▸ EXTRACT PROVIDED:
◇ ◇ ◇
A Day in the Life of…Rabbi Yonason Rosenblum
| March 1, 2022Rabbi Yonason Rosenblum is the man behind The Mishmar Shaila, a weekly sh’eilah challenge. He’s based in Queens, New York
What I do
I text out a lomdish sh’eilah every Thursday night to thousands of subscribers — lamdanim, as we call them — and they have a chance to respond with their answers. I send the answer out after Shabbos.
What that means
I get sh’eilahs from Rav Chaim Pinchas Scheinberg ztz”l’s sefer Mishmeres Chaim — it’s all the sh’eilahs Rav Scheinberg asked his talmidim in yeshivah Thursday nights. They’re fun and exciting, like, “Why isn’t it an aveirah [mei’ikar d’dina] to cook liquid a second time on Shabbos, but it is an aveirah to cook milk and meat together a second time?” Or, “One may not kill another person to save one’s own life, since one doesn’t know his own life is more valuable, but one who finds two people drowning should save the more choshuv person. Why do we say it’s possible to know who’s greater by drowning, but by killing it isn’t?” — this was one of the most popular questions. The answers are deep and lomdish and require a lot of work, lamdanim can quote tens of sources from all over Shas and other seforim to support their answer.
◇ ◇ ◇
▸ RECORD EXTRACTS:
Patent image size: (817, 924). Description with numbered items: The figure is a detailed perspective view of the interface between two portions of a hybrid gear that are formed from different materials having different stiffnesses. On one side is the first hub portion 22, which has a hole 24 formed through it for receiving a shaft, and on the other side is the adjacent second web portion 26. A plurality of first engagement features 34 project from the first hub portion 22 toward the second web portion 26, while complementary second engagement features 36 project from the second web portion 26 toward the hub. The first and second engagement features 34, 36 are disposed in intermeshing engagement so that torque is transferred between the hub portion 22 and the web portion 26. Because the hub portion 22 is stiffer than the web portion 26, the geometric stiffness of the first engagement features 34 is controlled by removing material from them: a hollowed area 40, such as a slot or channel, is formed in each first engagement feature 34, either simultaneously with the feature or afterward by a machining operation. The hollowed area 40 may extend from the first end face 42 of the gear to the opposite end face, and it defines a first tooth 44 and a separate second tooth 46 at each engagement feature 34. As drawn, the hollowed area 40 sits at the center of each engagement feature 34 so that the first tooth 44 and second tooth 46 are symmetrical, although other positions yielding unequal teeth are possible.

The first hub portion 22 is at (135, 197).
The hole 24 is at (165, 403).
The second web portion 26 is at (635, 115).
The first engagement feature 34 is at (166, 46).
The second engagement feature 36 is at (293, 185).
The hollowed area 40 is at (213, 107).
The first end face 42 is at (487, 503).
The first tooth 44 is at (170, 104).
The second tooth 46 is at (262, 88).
◇ ◇ ◇
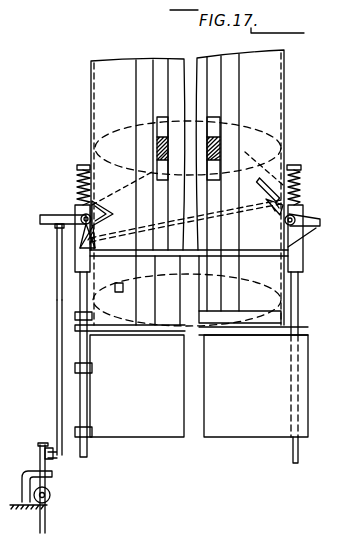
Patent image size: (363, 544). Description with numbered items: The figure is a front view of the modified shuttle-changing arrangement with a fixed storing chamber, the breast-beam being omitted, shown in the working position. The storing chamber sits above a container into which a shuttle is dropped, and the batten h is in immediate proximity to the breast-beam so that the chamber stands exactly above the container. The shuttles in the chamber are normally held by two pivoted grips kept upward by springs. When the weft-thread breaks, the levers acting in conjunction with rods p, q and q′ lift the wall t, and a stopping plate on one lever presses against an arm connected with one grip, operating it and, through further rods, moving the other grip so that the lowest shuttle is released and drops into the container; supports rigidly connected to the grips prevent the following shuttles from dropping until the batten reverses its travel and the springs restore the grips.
◇ ◇ ◇
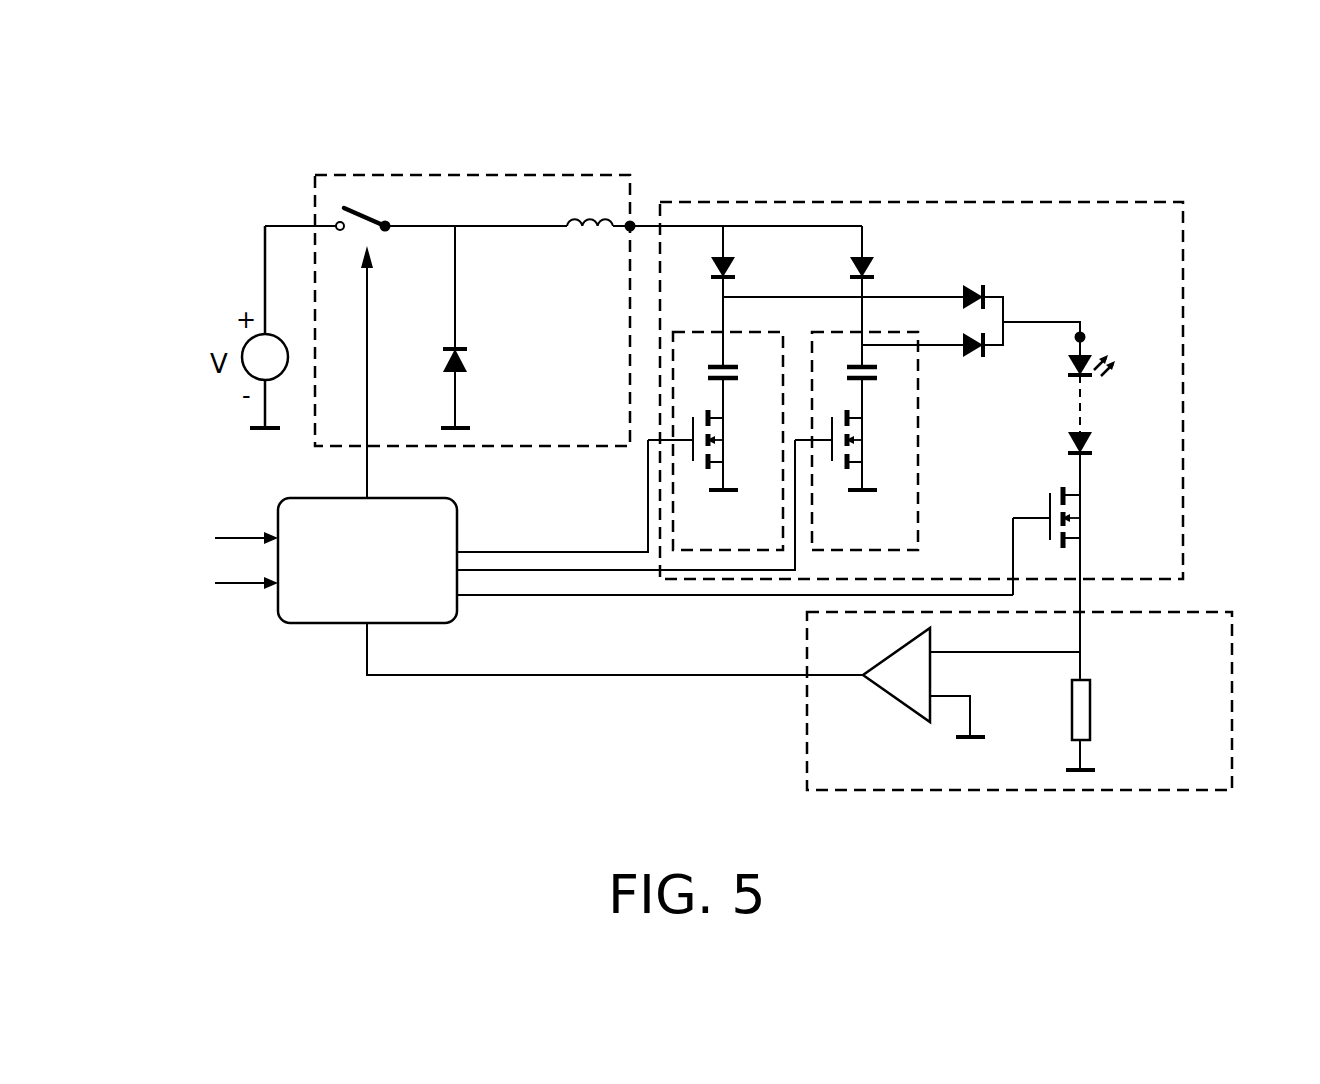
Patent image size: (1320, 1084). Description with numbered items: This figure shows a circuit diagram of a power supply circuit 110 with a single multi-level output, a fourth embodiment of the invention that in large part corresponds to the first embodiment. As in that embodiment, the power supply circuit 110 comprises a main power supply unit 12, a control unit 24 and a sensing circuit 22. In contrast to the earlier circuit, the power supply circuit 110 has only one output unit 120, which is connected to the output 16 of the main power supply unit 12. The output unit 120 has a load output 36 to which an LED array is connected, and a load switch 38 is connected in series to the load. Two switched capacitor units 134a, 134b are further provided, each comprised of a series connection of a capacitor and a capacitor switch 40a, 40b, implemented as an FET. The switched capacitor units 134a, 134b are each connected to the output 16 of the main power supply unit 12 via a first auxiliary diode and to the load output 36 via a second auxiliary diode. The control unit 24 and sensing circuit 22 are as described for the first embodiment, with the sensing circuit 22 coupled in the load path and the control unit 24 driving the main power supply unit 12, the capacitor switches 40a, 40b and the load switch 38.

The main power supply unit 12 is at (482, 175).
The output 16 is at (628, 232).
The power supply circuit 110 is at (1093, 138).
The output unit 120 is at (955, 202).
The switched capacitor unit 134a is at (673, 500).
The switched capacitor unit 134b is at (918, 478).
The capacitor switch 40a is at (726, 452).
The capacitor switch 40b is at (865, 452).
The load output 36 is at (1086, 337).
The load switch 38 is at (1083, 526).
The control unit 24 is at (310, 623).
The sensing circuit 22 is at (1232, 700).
◇ ◇ ◇
▸ THE TASKS:
**1.** Reproduce everything in the Rabbi Rosenblum profile from "What that means" down to "support their answer.".
**2.** Translate this sentence from the Rabbi Rosenblum profile into Spanish: "I send the answer out after Shabbos."

▸ TASK-BY-TASK ANSWERS:
**1.**
What that means
I get sh’eilahs from Rav Chaim Pinchas Scheinberg ztz”l’s sefer Mishmeres Chaim — it’s all the sh’eilahs Rav Scheinberg asked his talmidim in yeshivah Thursday nights. They’re fun and exciting, like, “Why isn’t it an aveirah [mei’ikar d’dina] to cook liquid a second time on Shabbos, but it is an aveirah to cook milk and meat together a second time?” Or, “One may not kill another person to save one’s own life, since one doesn’t know his own life is more valuable, but one who finds two people drowning should save the more choshuv person. Why do we say it’s possible to know who’s greater by drowning, but by killing it isn’t?” — this was one of the most popular questions. The answers are deep and lomdish and require a lot of work, lamdanim can quote tens of sources from all over Shas and other seforim to support their answer.

**2.** Envío la respuesta después de Shabbos.